■ Goal of the exercise: An image-free, word-for-word version of the records below is to be returned.

■ Dataset entries:
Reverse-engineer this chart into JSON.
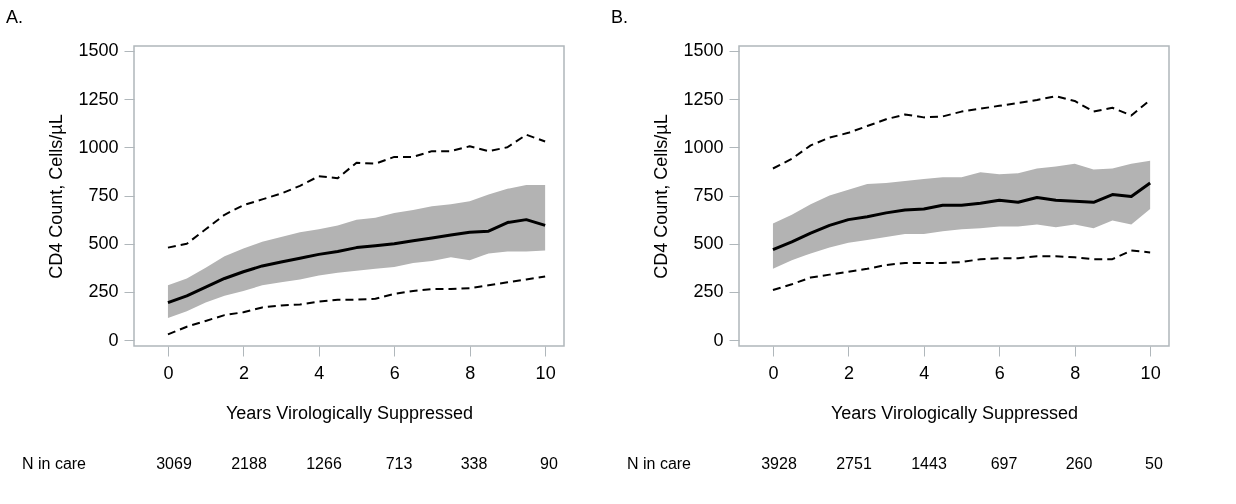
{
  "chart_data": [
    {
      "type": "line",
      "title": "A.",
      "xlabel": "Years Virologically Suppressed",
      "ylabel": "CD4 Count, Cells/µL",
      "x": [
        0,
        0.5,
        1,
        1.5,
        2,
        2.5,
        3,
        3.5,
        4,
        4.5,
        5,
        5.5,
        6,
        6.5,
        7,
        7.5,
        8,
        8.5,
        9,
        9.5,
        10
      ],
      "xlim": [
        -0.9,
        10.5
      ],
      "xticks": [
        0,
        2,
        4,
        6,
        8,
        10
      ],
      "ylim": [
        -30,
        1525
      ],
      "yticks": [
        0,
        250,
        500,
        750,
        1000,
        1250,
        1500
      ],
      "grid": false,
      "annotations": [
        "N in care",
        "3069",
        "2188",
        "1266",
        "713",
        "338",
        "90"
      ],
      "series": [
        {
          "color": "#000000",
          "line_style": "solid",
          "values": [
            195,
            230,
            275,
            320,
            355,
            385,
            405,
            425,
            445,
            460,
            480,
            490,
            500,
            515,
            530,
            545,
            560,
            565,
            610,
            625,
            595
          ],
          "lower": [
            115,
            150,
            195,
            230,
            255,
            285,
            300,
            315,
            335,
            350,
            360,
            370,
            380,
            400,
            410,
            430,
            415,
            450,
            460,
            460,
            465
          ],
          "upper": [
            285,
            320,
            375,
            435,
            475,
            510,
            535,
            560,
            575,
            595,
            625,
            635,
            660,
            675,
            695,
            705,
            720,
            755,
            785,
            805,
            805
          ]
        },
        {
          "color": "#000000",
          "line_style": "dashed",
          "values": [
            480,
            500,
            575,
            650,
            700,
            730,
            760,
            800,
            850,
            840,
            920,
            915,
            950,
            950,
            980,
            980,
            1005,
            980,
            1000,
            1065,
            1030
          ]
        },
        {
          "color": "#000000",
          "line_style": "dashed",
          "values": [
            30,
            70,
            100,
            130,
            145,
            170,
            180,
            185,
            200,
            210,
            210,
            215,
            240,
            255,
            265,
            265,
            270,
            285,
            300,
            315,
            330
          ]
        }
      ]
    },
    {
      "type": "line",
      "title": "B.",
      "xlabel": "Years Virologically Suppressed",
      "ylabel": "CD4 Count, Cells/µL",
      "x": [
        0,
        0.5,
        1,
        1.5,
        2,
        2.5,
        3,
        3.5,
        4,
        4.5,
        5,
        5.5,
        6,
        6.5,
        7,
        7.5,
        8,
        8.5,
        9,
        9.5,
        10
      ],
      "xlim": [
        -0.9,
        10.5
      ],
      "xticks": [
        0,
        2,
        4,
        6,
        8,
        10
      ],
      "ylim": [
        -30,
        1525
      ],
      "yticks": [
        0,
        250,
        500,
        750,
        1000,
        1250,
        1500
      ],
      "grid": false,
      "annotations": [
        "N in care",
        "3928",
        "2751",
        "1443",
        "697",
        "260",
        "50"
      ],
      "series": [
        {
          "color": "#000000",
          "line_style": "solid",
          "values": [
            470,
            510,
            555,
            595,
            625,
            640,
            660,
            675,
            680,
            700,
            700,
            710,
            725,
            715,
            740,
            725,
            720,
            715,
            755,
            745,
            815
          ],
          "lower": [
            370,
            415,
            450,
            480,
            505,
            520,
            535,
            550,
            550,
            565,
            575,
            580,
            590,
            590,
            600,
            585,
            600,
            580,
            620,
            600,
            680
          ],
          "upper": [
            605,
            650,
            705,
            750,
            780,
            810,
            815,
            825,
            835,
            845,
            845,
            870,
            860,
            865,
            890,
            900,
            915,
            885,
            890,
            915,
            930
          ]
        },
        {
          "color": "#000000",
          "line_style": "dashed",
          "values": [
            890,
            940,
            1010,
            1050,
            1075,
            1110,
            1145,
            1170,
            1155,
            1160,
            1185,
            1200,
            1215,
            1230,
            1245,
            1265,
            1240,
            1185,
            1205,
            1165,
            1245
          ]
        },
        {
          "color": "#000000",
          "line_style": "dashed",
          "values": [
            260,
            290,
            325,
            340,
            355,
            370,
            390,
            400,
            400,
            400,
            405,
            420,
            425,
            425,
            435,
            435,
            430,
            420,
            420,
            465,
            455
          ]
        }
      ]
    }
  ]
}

■ The answer:
Reverse-engineer this chart into JSON.
{
  "chart_data": [
    {
      "type": "line",
      "title": "A.",
      "xlabel": "Years Virologically Suppressed",
      "ylabel": "CD4 Count, Cells/µL",
      "x": [
        0,
        0.5,
        1,
        1.5,
        2,
        2.5,
        3,
        3.5,
        4,
        4.5,
        5,
        5.5,
        6,
        6.5,
        7,
        7.5,
        8,
        8.5,
        9,
        9.5,
        10
      ],
      "xlim": [
        -0.9,
        10.5
      ],
      "xticks": [
        0,
        2,
        4,
        6,
        8,
        10
      ],
      "ylim": [
        -30,
        1525
      ],
      "yticks": [
        0,
        250,
        500,
        750,
        1000,
        1250,
        1500
      ],
      "grid": false,
      "annotations": [
        "N in care",
        "3069",
        "2188",
        "1266",
        "713",
        "338",
        "90"
      ],
      "series": [
        {
          "color": "#000000",
          "line_style": "solid",
          "values": [
            195,
            230,
            275,
            320,
            355,
            385,
            405,
            425,
            445,
            460,
            480,
            490,
            500,
            515,
            530,
            545,
            560,
            565,
            610,
            625,
            595
          ],
          "lower": [
            115,
            150,
            195,
            230,
            255,
            285,
            300,
            315,
            335,
            350,
            360,
            370,
            380,
            400,
            410,
            430,
            415,
            450,
            460,
            460,
            465
          ],
          "upper": [
            285,
            320,
            375,
            435,
            475,
            510,
            535,
            560,
            575,
            595,
            625,
            635,
            660,
            675,
            695,
            705,
            720,
            755,
            785,
            805,
            805
          ]
        },
        {
          "color": "#000000",
          "line_style": "dashed",
          "values": [
            480,
            500,
            575,
            650,
            700,
            730,
            760,
            800,
            850,
            840,
            920,
            915,
            950,
            950,
            980,
            980,
            1005,
            980,
            1000,
            1065,
            1030
          ]
        },
        {
          "color": "#000000",
          "line_style": "dashed",
          "values": [
            30,
            70,
            100,
            130,
            145,
            170,
            180,
            185,
            200,
            210,
            210,
            215,
            240,
            255,
            265,
            265,
            270,
            285,
            300,
            315,
            330
          ]
        }
      ]
    },
    {
      "type": "line",
      "title": "B.",
      "xlabel": "Years Virologically Suppressed",
      "ylabel": "CD4 Count, Cells/µL",
      "x": [
        0,
        0.5,
        1,
        1.5,
        2,
        2.5,
        3,
        3.5,
        4,
        4.5,
        5,
        5.5,
        6,
        6.5,
        7,
        7.5,
        8,
        8.5,
        9,
        9.5,
        10
      ],
      "xlim": [
        -0.9,
        10.5
      ],
      "xticks": [
        0,
        2,
        4,
        6,
        8,
        10
      ],
      "ylim": [
        -30,
        1525
      ],
      "yticks": [
        0,
        250,
        500,
        750,
        1000,
        1250,
        1500
      ],
      "grid": false,
      "annotations": [
        "N in care",
        "3928",
        "2751",
        "1443",
        "697",
        "260",
        "50"
      ],
      "series": [
        {
          "color": "#000000",
          "line_style": "solid",
          "values": [
            470,
            510,
            555,
            595,
            625,
            640,
            660,
            675,
            680,
            700,
            700,
            710,
            725,
            715,
            740,
            725,
            720,
            715,
            755,
            745,
            815
          ],
          "lower": [
            370,
            415,
            450,
            480,
            505,
            520,
            535,
            550,
            550,
            565,
            575,
            580,
            590,
            590,
            600,
            585,
            600,
            580,
            620,
            600,
            680
          ],
          "upper": [
            605,
            650,
            705,
            750,
            780,
            810,
            815,
            825,
            835,
            845,
            845,
            870,
            860,
            865,
            890,
            900,
            915,
            885,
            890,
            915,
            930
          ]
        },
        {
          "color": "#000000",
          "line_style": "dashed",
          "values": [
            890,
            940,
            1010,
            1050,
            1075,
            1110,
            1145,
            1170,
            1155,
            1160,
            1185,
            1200,
            1215,
            1230,
            1245,
            1265,
            1240,
            1185,
            1205,
            1165,
            1245
          ]
        },
        {
          "color": "#000000",
          "line_style": "dashed",
          "values": [
            260,
            290,
            325,
            340,
            355,
            370,
            390,
            400,
            400,
            400,
            405,
            420,
            425,
            425,
            435,
            435,
            430,
            420,
            420,
            465,
            455
          ]
        }
      ]
    }
  ]
}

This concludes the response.